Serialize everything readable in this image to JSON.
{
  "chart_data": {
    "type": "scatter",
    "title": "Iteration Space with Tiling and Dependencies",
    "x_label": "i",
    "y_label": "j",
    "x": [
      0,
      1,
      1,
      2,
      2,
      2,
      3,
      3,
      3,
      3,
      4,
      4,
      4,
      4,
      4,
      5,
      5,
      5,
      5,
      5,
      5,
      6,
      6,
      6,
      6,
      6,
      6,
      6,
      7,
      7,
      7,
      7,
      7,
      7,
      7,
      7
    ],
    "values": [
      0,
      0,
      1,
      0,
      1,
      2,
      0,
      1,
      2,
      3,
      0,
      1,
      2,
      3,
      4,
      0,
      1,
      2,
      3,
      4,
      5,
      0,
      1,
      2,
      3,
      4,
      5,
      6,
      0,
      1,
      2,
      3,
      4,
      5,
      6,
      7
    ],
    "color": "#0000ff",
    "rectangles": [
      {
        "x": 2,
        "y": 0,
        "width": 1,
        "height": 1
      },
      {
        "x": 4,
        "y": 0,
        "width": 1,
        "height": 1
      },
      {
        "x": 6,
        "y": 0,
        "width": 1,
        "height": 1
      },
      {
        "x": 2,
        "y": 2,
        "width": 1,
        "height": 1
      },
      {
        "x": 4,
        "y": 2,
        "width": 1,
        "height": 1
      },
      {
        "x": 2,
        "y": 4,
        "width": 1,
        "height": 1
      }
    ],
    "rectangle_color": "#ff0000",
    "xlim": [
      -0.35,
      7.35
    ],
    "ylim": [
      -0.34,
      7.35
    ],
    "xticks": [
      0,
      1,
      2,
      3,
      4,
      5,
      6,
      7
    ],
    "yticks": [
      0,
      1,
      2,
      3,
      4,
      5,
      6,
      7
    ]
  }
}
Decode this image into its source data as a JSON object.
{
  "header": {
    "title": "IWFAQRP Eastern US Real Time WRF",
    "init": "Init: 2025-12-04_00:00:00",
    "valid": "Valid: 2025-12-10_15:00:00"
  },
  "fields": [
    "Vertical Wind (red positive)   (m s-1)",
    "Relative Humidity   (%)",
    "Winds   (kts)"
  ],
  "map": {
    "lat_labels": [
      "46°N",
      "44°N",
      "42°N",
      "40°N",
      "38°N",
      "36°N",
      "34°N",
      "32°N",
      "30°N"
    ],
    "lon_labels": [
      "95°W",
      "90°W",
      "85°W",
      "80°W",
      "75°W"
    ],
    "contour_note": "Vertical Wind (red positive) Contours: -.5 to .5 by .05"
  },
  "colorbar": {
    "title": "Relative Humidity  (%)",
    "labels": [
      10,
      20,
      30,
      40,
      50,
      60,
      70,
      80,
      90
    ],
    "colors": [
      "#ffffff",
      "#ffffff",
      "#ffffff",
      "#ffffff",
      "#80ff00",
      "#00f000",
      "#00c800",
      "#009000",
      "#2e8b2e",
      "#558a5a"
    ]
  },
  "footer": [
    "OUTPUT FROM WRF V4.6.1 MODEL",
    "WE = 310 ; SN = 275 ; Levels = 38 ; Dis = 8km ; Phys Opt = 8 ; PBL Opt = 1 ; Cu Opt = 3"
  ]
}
========================
Go back to the listing above and please repeat it exactly.

Serialize everything readable in this image to JSON.
{
  "chart_data": {
    "type": "scatter",
    "title": "Iteration Space with Tiling and Dependencies",
    "x_label": "i",
    "y_label": "j",
    "x": [
      0,
      1,
      1,
      2,
      2,
      2,
      3,
      3,
      3,
      3,
      4,
      4,
      4,
      4,
      4,
      5,
      5,
      5,
      5,
      5,
      5,
      6,
      6,
      6,
      6,
      6,
      6,
      6,
      7,
      7,
      7,
      7,
      7,
      7,
      7,
      7
    ],
    "values": [
      0,
      0,
      1,
      0,
      1,
      2,
      0,
      1,
      2,
      3,
      0,
      1,
      2,
      3,
      4,
      0,
      1,
      2,
      3,
      4,
      5,
      0,
      1,
      2,
      3,
      4,
      5,
      6,
      0,
      1,
      2,
      3,
      4,
      5,
      6,
      7
    ],
    "color": "#0000ff",
    "rectangles": [
      {
        "x": 2,
        "y": 0,
        "width": 1,
        "height": 1
      },
      {
        "x": 4,
        "y": 0,
        "width": 1,
        "height": 1
      },
      {
        "x": 6,
        "y": 0,
        "width": 1,
        "height": 1
      },
      {
        "x": 2,
        "y": 2,
        "width": 1,
        "height": 1
      },
      {
        "x": 4,
        "y": 2,
        "width": 1,
        "height": 1
      },
      {
        "x": 2,
        "y": 4,
        "width": 1,
        "height": 1
      }
    ],
    "rectangle_color": "#ff0000",
    "xlim": [
      -0.35,
      7.35
    ],
    "ylim": [
      -0.34,
      7.35
    ],
    "xticks": [
      0,
      1,
      2,
      3,
      4,
      5,
      6,
      7
    ],
    "yticks": [
      0,
      1,
      2,
      3,
      4,
      5,
      6,
      7
    ]
  }
}
Decode this image into its source data as a JSON object.
{
  "header": {
    "title": "IWFAQRP Eastern US Real Time WRF",
    "init": "Init: 2025-12-04_00:00:00",
    "valid": "Valid: 2025-12-10_15:00:00"
  },
  "fields": [
    "Vertical Wind (red positive)   (m s-1)",
    "Relative Humidity   (%)",
    "Winds   (kts)"
  ],
  "map": {
    "lat_labels": [
      "46°N",
      "44°N",
      "42°N",
      "40°N",
      "38°N",
      "36°N",
      "34°N",
      "32°N",
      "30°N"
    ],
    "lon_labels": [
      "95°W",
      "90°W",
      "85°W",
      "80°W",
      "75°W"
    ],
    "contour_note": "Vertical Wind (red positive) Contours: -.5 to .5 by .05"
  },
  "colorbar": {
    "title": "Relative Humidity  (%)",
    "labels": [
      10,
      20,
      30,
      40,
      50,
      60,
      70,
      80,
      90
    ],
    "colors": [
      "#ffffff",
      "#ffffff",
      "#ffffff",
      "#ffffff",
      "#80ff00",
      "#00f000",
      "#00c800",
      "#009000",
      "#2e8b2e",
      "#558a5a"
    ]
  },
  "footer": [
    "OUTPUT FROM WRF V4.6.1 MODEL",
    "WE = 310 ; SN = 275 ; Levels = 38 ; Dis = 8km ; Phys Opt = 8 ; PBL Opt = 1 ; Cu Opt = 3"
  ]
}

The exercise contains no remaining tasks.